-- START OF DATA LINES --

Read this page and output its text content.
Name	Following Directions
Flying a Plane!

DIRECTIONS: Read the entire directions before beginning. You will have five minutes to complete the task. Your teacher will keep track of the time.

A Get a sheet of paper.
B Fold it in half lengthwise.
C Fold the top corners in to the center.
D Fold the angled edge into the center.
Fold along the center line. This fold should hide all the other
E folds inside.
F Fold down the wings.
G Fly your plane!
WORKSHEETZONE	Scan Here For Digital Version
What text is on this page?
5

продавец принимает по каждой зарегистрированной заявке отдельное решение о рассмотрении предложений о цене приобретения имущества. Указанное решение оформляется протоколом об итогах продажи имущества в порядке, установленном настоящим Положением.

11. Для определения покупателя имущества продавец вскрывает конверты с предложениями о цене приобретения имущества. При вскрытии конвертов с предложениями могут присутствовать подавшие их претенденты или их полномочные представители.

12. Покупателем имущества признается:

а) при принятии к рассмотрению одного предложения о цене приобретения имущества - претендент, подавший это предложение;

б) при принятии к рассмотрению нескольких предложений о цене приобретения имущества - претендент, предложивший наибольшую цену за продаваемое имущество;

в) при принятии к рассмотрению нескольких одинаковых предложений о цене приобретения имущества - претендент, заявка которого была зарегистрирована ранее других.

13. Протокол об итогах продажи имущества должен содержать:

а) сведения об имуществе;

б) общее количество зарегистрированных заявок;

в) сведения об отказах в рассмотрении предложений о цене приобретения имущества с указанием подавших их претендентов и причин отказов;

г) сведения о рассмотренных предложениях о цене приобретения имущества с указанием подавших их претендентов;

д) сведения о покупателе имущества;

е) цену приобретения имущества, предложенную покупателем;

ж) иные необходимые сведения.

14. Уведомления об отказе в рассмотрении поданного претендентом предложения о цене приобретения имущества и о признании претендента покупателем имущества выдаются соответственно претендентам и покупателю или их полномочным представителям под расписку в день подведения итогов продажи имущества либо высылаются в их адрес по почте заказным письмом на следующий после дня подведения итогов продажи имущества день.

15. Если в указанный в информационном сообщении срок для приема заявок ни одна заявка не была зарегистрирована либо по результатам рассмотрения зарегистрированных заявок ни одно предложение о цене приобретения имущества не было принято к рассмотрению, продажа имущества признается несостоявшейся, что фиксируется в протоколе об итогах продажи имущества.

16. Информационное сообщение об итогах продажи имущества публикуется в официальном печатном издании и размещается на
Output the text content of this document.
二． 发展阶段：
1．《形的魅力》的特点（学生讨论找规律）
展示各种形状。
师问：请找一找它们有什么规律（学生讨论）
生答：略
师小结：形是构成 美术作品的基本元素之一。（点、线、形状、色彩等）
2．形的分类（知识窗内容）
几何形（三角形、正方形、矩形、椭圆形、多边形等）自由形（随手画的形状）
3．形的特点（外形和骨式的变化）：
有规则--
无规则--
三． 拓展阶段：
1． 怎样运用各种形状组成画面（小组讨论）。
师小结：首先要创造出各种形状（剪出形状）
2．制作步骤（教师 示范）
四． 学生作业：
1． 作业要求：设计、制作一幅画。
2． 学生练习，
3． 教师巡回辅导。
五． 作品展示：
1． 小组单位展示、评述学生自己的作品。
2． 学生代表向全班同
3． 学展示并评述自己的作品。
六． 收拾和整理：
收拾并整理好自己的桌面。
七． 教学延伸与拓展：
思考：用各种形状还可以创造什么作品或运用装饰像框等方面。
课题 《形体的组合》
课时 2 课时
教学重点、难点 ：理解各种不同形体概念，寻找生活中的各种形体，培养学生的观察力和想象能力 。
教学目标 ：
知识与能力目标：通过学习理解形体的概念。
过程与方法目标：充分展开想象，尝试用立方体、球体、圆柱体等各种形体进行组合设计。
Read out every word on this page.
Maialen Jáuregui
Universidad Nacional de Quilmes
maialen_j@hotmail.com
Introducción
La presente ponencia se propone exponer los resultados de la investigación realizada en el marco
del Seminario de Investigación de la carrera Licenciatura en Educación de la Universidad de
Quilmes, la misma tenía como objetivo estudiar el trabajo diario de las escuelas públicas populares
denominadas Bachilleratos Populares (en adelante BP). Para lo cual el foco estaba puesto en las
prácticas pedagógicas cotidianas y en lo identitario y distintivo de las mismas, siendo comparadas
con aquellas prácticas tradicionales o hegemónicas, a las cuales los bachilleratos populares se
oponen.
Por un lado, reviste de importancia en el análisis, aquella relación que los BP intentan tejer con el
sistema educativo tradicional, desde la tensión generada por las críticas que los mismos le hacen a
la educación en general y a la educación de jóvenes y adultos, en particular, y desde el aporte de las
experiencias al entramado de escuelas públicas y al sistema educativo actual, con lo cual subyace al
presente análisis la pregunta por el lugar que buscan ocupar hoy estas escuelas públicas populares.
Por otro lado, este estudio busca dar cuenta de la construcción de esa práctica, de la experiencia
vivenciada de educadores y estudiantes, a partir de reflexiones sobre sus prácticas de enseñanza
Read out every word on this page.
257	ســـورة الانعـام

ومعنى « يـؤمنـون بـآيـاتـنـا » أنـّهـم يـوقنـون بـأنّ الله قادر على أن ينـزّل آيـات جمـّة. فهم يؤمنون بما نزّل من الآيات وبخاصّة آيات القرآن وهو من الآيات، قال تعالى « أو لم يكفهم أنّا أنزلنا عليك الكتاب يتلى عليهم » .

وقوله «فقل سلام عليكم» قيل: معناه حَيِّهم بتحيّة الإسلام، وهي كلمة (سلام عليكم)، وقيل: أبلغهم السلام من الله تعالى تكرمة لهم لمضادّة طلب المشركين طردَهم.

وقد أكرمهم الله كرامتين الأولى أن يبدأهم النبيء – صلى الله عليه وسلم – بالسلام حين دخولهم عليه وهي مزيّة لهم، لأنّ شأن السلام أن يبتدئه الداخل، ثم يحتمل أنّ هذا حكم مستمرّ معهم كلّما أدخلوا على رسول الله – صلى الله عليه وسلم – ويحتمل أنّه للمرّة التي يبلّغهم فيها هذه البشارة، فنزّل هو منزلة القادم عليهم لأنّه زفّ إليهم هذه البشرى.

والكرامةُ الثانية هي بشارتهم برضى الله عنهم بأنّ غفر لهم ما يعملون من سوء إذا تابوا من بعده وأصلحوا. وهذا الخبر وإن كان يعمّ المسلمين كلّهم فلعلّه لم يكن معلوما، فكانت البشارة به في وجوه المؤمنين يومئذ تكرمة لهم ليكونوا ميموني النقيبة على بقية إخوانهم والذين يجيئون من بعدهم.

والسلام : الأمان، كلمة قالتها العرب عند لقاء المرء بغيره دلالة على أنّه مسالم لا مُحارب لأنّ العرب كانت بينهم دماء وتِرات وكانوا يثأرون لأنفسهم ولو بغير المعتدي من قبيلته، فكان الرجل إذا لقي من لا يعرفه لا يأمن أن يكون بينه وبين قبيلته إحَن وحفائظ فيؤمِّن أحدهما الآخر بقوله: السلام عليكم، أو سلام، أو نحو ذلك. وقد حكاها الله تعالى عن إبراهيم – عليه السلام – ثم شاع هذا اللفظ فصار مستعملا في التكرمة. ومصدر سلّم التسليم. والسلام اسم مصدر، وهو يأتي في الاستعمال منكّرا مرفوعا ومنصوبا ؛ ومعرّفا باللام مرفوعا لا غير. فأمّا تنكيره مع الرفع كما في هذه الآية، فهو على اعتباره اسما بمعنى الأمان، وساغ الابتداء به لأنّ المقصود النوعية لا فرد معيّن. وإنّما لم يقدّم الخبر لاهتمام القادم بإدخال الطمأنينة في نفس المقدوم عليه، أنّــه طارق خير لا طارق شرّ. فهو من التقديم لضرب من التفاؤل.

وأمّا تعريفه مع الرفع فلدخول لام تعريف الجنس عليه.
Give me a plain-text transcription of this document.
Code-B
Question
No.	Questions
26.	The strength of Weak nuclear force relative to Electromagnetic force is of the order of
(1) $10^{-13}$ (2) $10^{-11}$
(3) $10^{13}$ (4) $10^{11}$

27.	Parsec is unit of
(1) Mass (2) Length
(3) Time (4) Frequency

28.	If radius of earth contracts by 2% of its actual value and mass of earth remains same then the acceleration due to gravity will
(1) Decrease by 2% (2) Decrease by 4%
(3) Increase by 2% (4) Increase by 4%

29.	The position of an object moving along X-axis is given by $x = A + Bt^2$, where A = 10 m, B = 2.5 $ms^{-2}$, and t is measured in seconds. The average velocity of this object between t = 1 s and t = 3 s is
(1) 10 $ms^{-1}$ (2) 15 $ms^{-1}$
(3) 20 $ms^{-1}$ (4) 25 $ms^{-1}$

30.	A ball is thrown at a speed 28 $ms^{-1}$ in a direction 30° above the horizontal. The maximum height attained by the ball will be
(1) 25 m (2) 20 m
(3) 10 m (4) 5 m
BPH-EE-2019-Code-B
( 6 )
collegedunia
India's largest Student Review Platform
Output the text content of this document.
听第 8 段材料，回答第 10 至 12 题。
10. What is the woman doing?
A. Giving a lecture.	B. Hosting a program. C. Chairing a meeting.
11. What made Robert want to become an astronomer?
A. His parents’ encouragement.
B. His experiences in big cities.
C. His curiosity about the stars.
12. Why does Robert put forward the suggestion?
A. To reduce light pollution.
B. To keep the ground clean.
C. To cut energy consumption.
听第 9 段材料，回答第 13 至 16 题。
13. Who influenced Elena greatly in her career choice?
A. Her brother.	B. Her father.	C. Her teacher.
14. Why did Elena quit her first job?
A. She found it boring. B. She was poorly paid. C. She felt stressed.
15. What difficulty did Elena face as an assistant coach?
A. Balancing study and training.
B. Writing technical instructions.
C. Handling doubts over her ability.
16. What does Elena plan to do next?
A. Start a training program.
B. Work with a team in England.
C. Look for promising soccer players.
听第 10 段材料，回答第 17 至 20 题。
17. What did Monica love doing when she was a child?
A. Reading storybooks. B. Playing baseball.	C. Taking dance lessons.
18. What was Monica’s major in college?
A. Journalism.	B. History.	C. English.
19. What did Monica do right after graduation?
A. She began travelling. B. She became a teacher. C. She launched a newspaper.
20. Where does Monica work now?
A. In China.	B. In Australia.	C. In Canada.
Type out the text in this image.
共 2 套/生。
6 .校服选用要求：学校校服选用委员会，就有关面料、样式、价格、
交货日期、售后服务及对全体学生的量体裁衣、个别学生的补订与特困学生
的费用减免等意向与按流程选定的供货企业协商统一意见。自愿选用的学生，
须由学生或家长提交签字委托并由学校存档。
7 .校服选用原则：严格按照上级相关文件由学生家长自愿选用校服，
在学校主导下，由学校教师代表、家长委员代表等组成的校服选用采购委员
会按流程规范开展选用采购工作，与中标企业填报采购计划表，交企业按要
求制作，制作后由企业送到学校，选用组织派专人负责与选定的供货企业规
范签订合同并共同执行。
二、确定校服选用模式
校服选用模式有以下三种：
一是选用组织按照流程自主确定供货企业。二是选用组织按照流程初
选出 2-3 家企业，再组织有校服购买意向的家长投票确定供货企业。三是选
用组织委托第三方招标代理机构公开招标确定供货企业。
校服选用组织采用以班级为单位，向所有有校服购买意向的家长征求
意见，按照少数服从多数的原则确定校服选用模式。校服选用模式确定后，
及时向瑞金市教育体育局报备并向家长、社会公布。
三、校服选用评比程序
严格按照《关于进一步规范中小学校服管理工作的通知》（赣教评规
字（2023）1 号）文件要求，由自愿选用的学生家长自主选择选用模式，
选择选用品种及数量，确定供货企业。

-- END OF DATA LINES --

OBJECTIVE: All lines above containing the string "Universidad" are to be collected.

ANSWER:
Universidad Nacional de Quilmes
del Seminario de Investigación de la carrera Licenciatura en Educación de la Universidad de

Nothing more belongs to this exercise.